* **EXERCISE PROMPT**
State the number of lines, and only that number, in which the word "Pymmes" appears.

[Data excerpts]
○ ○ ○ ○ ○ ○ ○

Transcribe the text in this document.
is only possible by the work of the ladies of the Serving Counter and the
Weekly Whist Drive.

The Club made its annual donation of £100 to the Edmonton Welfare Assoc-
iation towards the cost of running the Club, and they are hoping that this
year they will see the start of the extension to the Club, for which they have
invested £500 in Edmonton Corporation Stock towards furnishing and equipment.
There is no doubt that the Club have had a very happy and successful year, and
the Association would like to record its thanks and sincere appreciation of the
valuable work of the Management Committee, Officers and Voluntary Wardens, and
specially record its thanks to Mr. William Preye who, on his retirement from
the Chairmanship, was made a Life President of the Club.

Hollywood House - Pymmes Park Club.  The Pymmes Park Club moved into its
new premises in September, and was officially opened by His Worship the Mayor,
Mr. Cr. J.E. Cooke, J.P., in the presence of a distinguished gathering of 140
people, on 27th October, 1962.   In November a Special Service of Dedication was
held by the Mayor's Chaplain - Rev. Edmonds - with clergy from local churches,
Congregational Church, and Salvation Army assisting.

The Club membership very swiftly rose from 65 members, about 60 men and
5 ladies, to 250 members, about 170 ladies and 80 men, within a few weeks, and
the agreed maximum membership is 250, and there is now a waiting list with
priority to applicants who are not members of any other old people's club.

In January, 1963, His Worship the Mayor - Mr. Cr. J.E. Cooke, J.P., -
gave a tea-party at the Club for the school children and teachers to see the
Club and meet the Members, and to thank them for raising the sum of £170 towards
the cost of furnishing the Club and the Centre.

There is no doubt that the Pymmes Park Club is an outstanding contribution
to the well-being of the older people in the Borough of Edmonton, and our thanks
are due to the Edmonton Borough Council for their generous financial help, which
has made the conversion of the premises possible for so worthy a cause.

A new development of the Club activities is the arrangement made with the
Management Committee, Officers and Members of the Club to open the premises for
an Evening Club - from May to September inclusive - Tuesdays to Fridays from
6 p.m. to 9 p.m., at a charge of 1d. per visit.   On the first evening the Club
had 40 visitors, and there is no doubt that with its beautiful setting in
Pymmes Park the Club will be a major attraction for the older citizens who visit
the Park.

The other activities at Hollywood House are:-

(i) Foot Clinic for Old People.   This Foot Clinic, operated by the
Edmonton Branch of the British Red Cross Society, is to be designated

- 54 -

○ ○ ○ ○ ○ ○ ○

* **SOLUTION TO THE EXERCISE**
3